Task statement | Quote every line below exactly and skip any picture.

--- Begin Materials provided ---

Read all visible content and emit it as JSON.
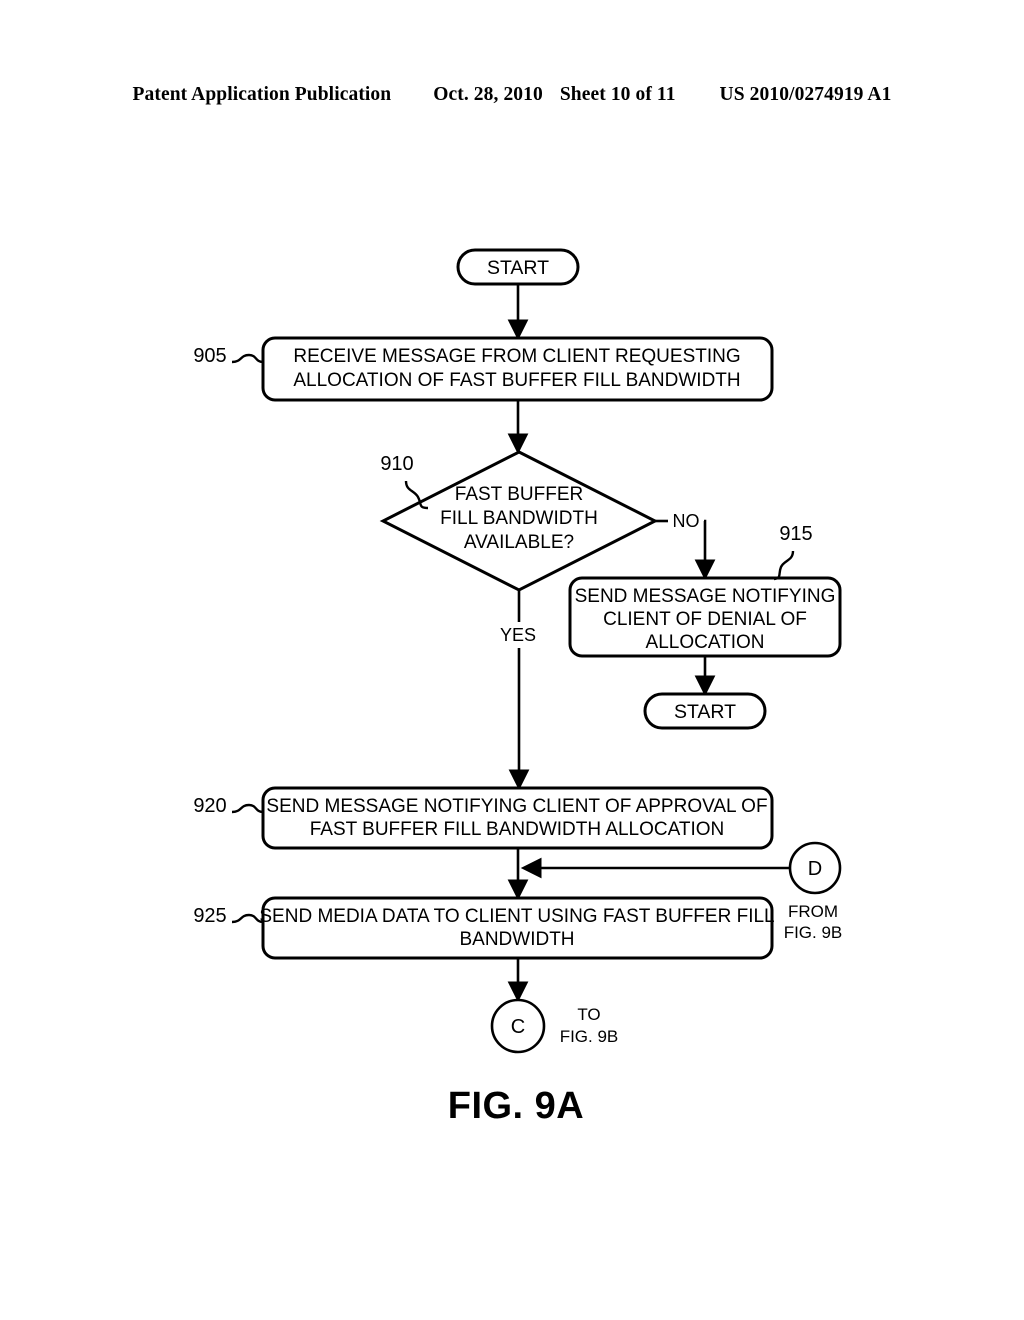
{
  "header": {
    "publication": "Patent Application Publication",
    "date": "Oct. 28, 2010",
    "sheet": "Sheet 10 of 11",
    "patent_number": "US 2010/0274919 A1"
  },
  "figure": {
    "label": "FIG. 9A",
    "nodes": {
      "start_top": {
        "text": "START"
      },
      "start_denial": {
        "text": "START"
      },
      "step_905": {
        "ref": "905",
        "line1": "RECEIVE MESSAGE FROM CLIENT REQUESTING",
        "line2": "ALLOCATION OF FAST BUFFER FILL BANDWIDTH"
      },
      "decision_910": {
        "ref": "910",
        "line1": "FAST BUFFER",
        "line2": "FILL BANDWIDTH",
        "line3": "AVAILABLE?"
      },
      "step_915": {
        "ref": "915",
        "line1": "SEND MESSAGE NOTIFYING",
        "line2": "CLIENT OF DENIAL OF",
        "line3": "ALLOCATION"
      },
      "step_920": {
        "ref": "920",
        "line1": "SEND MESSAGE NOTIFYING CLIENT OF APPROVAL OF",
        "line2": "FAST BUFFER FILL BANDWIDTH ALLOCATION"
      },
      "step_925": {
        "ref": "925",
        "line1": "SEND MEDIA DATA TO CLIENT USING FAST BUFFER FILL",
        "line2": "BANDWIDTH"
      }
    },
    "edges": {
      "no_label": "NO",
      "yes_label": "YES"
    },
    "connectors": {
      "out_c": {
        "id": "C",
        "caption_line1": "TO",
        "caption_line2": "FIG. 9B"
      },
      "in_d": {
        "id": "D",
        "caption_line1": "FROM",
        "caption_line2": "FIG. 9B"
      }
    }
  },
  "colors": {
    "ink": "#000000",
    "paper": "#ffffff"
  }
}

--- End Materials provided ---

The solution |
Read all visible content and emit it as JSON.
{
  "header": {
    "publication": "Patent Application Publication",
    "date": "Oct. 28, 2010",
    "sheet": "Sheet 10 of 11",
    "patent_number": "US 2010/0274919 A1"
  },
  "figure": {
    "label": "FIG. 9A",
    "nodes": {
      "start_top": {
        "text": "START"
      },
      "start_denial": {
        "text": "START"
      },
      "step_905": {
        "ref": "905",
        "line1": "RECEIVE MESSAGE FROM CLIENT REQUESTING",
        "line2": "ALLOCATION OF FAST BUFFER FILL BANDWIDTH"
      },
      "decision_910": {
        "ref": "910",
        "line1": "FAST BUFFER",
        "line2": "FILL BANDWIDTH",
        "line3": "AVAILABLE?"
      },
      "step_915": {
        "ref": "915",
        "line1": "SEND MESSAGE NOTIFYING",
        "line2": "CLIENT OF DENIAL OF",
        "line3": "ALLOCATION"
      },
      "step_920": {
        "ref": "920",
        "line1": "SEND MESSAGE NOTIFYING CLIENT OF APPROVAL OF",
        "line2": "FAST BUFFER FILL BANDWIDTH ALLOCATION"
      },
      "step_925": {
        "ref": "925",
        "line1": "SEND MEDIA DATA TO CLIENT USING FAST BUFFER FILL",
        "line2": "BANDWIDTH"
      }
    },
    "edges": {
      "no_label": "NO",
      "yes_label": "YES"
    },
    "connectors": {
      "out_c": {
        "id": "C",
        "caption_line1": "TO",
        "caption_line2": "FIG. 9B"
      },
      "in_d": {
        "id": "D",
        "caption_line1": "FROM",
        "caption_line2": "FIG. 9B"
      }
    }
  },
  "colors": {
    "ink": "#000000",
    "paper": "#ffffff"
  }
}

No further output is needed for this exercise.